Instruction - Set down each line of the material that follows, exactly, with no pictures.

## start Exercise material

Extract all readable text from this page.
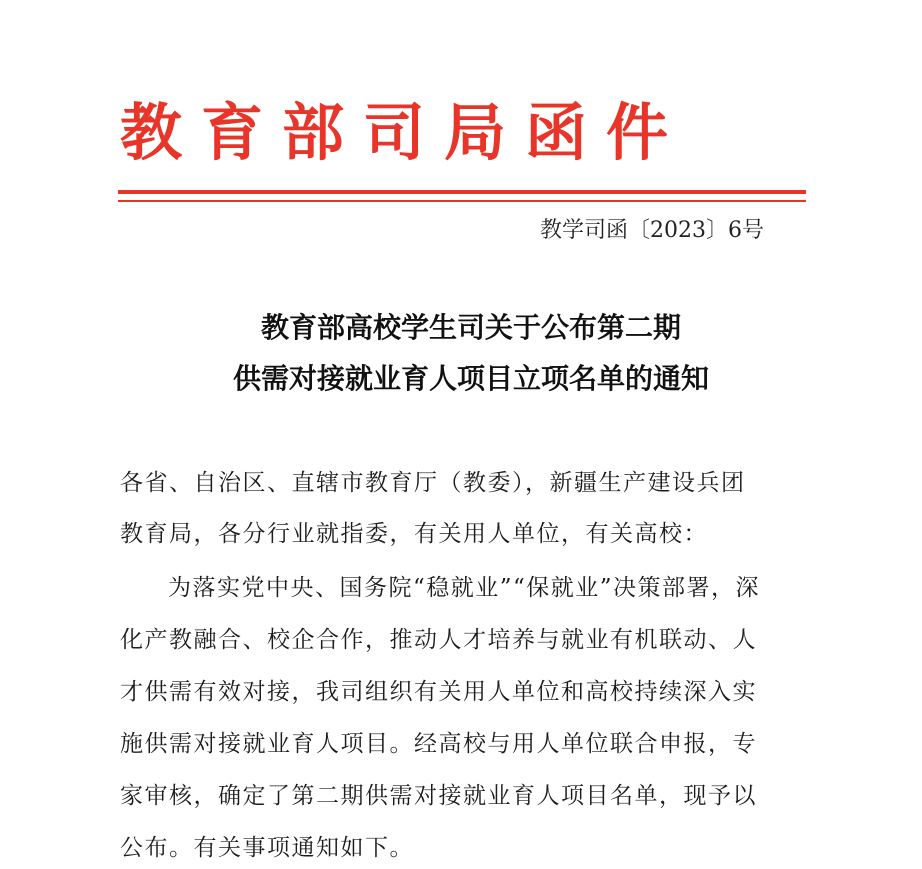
教育部司局函件
教学司函〔2023〕6号
教育部高校学生司关于公布第二期
供需对接就业育人项目立项名单的通知
各省、自治区、直辖市教育厅（教委），新疆生产建设兵团
教育局，各分行业就指委，有关用人单位，有关高校：
为落实党中央、国务院“稳就业”“保就业”决策部署，深
化产教融合、校企合作，推动人才培养与就业有机联动、人
才供需有效对接，我司组织有关用人单位和高校持续深入实
施供需对接就业育人项目。经高校与用人单位联合申报，专
家审核，确定了第二期供需对接就业育人项目名单，现予以
公布。有关事项通知如下。
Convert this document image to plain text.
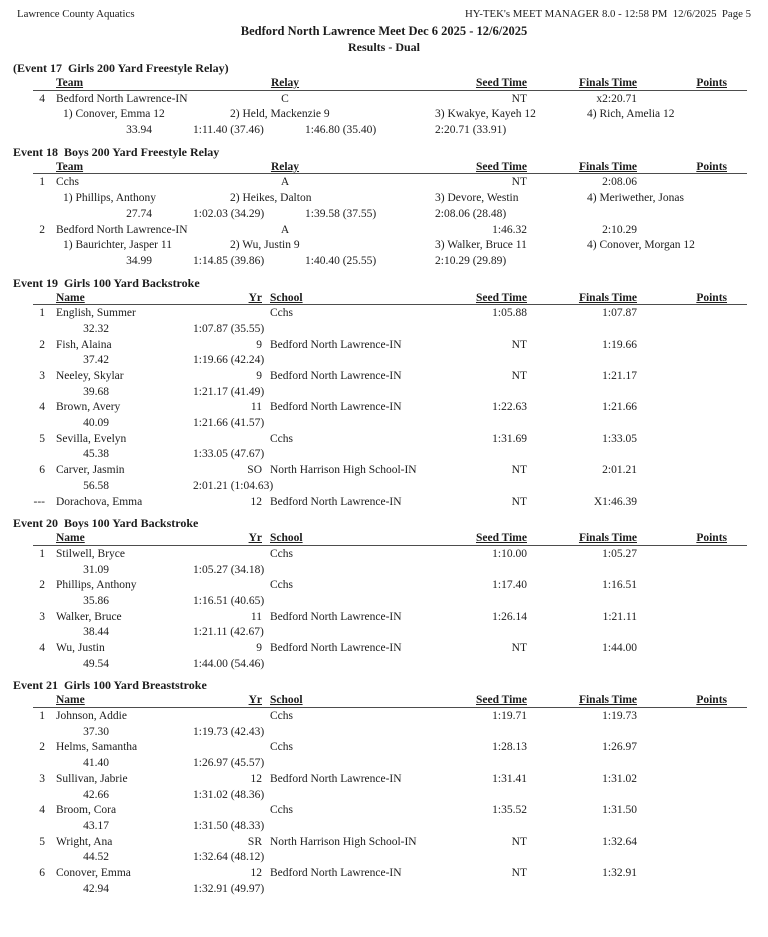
Lawrence County Aquatics	HY-TEK's MEET MANAGER 8.0 - 12:58 PM  12/6/2025  Page 5
Bedford North Lawrence Meet Dec 6 2025 - 12/6/2025
Results - Dual
(Event 17  Girls 200 Yard Freestyle Relay)
Team	Relay	Seed Time	Finals Time	Points
4 Bedford North Lawrence-IN	C	NT	x2:20.71
1) Conover, Emma 12	2) Held, Mackenzie 9	3) Kwakye, Kayeh 12	4) Rich, Amelia 12
33.94	1:11.40 (37.46)	1:46.80 (35.40)	2:20.71 (33.91)
Event 18  Boys 200 Yard Freestyle Relay
Team	Relay	Seed Time	Finals Time	Points
1 Cchs	A	NT	2:08.06
1) Phillips, Anthony	2) Heikes, Dalton	3) Devore, Westin	4) Meriwether, Jonas
27.74	1:02.03 (34.29)	1:39.58 (37.55)	2:08.06 (28.48)
2 Bedford North Lawrence-IN	A	1:46.32	2:10.29
1) Baurichter, Jasper 11	2) Wu, Justin 9	3) Walker, Bruce 11	4) Conover, Morgan 12
34.99	1:14.85 (39.86)	1:40.40 (25.55)	2:10.29 (29.89)
Event 19  Girls 100 Yard Backstroke
Name	Yr School	Seed Time	Finals Time	Points
1 English, Summer	Cchs	1:05.88	1:07.87
32.32	1:07.87 (35.55)
2 Fish, Alaina	9 Bedford North Lawrence-IN	NT	1:19.66
37.42	1:19.66 (42.24)
3 Neeley, Skylar	9 Bedford North Lawrence-IN	NT	1:21.17
39.68	1:21.17 (41.49)
4 Brown, Avery	11 Bedford North Lawrence-IN	1:22.63	1:21.66
40.09	1:21.66 (41.57)
5 Sevilla, Evelyn	Cchs	1:31.69	1:33.05
45.38	1:33.05 (47.67)
6 Carver, Jasmin	SO North Harrison High School-IN	NT	2:01.21
56.58	2:01.21 (1:04.63)
--- Dorachova, Emma	12 Bedford North Lawrence-IN	NT	X1:46.39
Event 20  Boys 100 Yard Backstroke
Name	Yr School	Seed Time	Finals Time	Points
1 Stilwell, Bryce	Cchs	1:10.00	1:05.27
31.09	1:05.27 (34.18)
2 Phillips, Anthony	Cchs	1:17.40	1:16.51
35.86	1:16.51 (40.65)
3 Walker, Bruce	11 Bedford North Lawrence-IN	1:26.14	1:21.11
38.44	1:21.11 (42.67)
4 Wu, Justin	9 Bedford North Lawrence-IN	NT	1:44.00
49.54	1:44.00 (54.46)
Event 21  Girls 100 Yard Breaststroke
Name	Yr School	Seed Time	Finals Time	Points
1 Johnson, Addie	Cchs	1:19.71	1:19.73
37.30	1:19.73 (42.43)
2 Helms, Samantha	Cchs	1:28.13	1:26.97
41.40	1:26.97 (45.57)
3 Sullivan, Jabrie	12 Bedford North Lawrence-IN	1:31.41	1:31.02
42.66	1:31.02 (48.36)
4 Broom, Cora	Cchs	1:35.52	1:31.50
43.17	1:31.50 (48.33)
5 Wright, Ana	SR North Harrison High School-IN	NT	1:32.64
44.52	1:32.64 (48.12)
6 Conover, Emma	12 Bedford North Lawrence-IN	NT	1:32.91
42.94	1:32.91 (49.97)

## end Exercise material

Output for this task -
Extract all readable text from this page.
教育部司局函件
教学司函〔2023〕6号
教育部高校学生司关于公布第二期
供需对接就业育人项目立项名单的通知
各省、自治区、直辖市教育厅（教委），新疆生产建设兵团
教育局，各分行业就指委，有关用人单位，有关高校：
为落实党中央、国务院“稳就业”“保就业”决策部署，深
化产教融合、校企合作，推动人才培养与就业有机联动、人
才供需有效对接，我司组织有关用人单位和高校持续深入实
施供需对接就业育人项目。经高校与用人单位联合申报，专
家审核，确定了第二期供需对接就业育人项目名单，现予以
公布。有关事项通知如下。
Convert this document image to plain text.
Lawrence County Aquatics	HY-TEK's MEET MANAGER 8.0 - 12:58 PM  12/6/2025  Page 5
Bedford North Lawrence Meet Dec 6 2025 - 12/6/2025
Results - Dual
(Event 17  Girls 200 Yard Freestyle Relay)
Team	Relay	Seed Time	Finals Time	Points
4 Bedford North Lawrence-IN	C	NT	x2:20.71
1) Conover, Emma 12	2) Held, Mackenzie 9	3) Kwakye, Kayeh 12	4) Rich, Amelia 12
33.94	1:11.40 (37.46)	1:46.80 (35.40)	2:20.71 (33.91)
Event 18  Boys 200 Yard Freestyle Relay
Team	Relay	Seed Time	Finals Time	Points
1 Cchs	A	NT	2:08.06
1) Phillips, Anthony	2) Heikes, Dalton	3) Devore, Westin	4) Meriwether, Jonas
27.74	1:02.03 (34.29)	1:39.58 (37.55)	2:08.06 (28.48)
2 Bedford North Lawrence-IN	A	1:46.32	2:10.29
1) Baurichter, Jasper 11	2) Wu, Justin 9	3) Walker, Bruce 11	4) Conover, Morgan 12
34.99	1:14.85 (39.86)	1:40.40 (25.55)	2:10.29 (29.89)
Event 19  Girls 100 Yard Backstroke
Name	Yr School	Seed Time	Finals Time	Points
1 English, Summer	Cchs	1:05.88	1:07.87
32.32	1:07.87 (35.55)
2 Fish, Alaina	9 Bedford North Lawrence-IN	NT	1:19.66
37.42	1:19.66 (42.24)
3 Neeley, Skylar	9 Bedford North Lawrence-IN	NT	1:21.17
39.68	1:21.17 (41.49)
4 Brown, Avery	11 Bedford North Lawrence-IN	1:22.63	1:21.66
40.09	1:21.66 (41.57)
5 Sevilla, Evelyn	Cchs	1:31.69	1:33.05
45.38	1:33.05 (47.67)
6 Carver, Jasmin	SO North Harrison High School-IN	NT	2:01.21
56.58	2:01.21 (1:04.63)
--- Dorachova, Emma	12 Bedford North Lawrence-IN	NT	X1:46.39
Event 20  Boys 100 Yard Backstroke
Name	Yr School	Seed Time	Finals Time	Points
1 Stilwell, Bryce	Cchs	1:10.00	1:05.27
31.09	1:05.27 (34.18)
2 Phillips, Anthony	Cchs	1:17.40	1:16.51
35.86	1:16.51 (40.65)
3 Walker, Bruce	11 Bedford North Lawrence-IN	1:26.14	1:21.11
38.44	1:21.11 (42.67)
4 Wu, Justin	9 Bedford North Lawrence-IN	NT	1:44.00
49.54	1:44.00 (54.46)
Event 21  Girls 100 Yard Breaststroke
Name	Yr School	Seed Time	Finals Time	Points
1 Johnson, Addie	Cchs	1:19.71	1:19.73
37.30	1:19.73 (42.43)
2 Helms, Samantha	Cchs	1:28.13	1:26.97
41.40	1:26.97 (45.57)
3 Sullivan, Jabrie	12 Bedford North Lawrence-IN	1:31.41	1:31.02
42.66	1:31.02 (48.36)
4 Broom, Cora	Cchs	1:35.52	1:31.50
43.17	1:31.50 (48.33)
5 Wright, Ana	SR North Harrison High School-IN	NT	1:32.64
44.52	1:32.64 (48.12)
6 Conover, Emma	12 Bedford North Lawrence-IN	NT	1:32.91
42.94	1:32.91 (49.97)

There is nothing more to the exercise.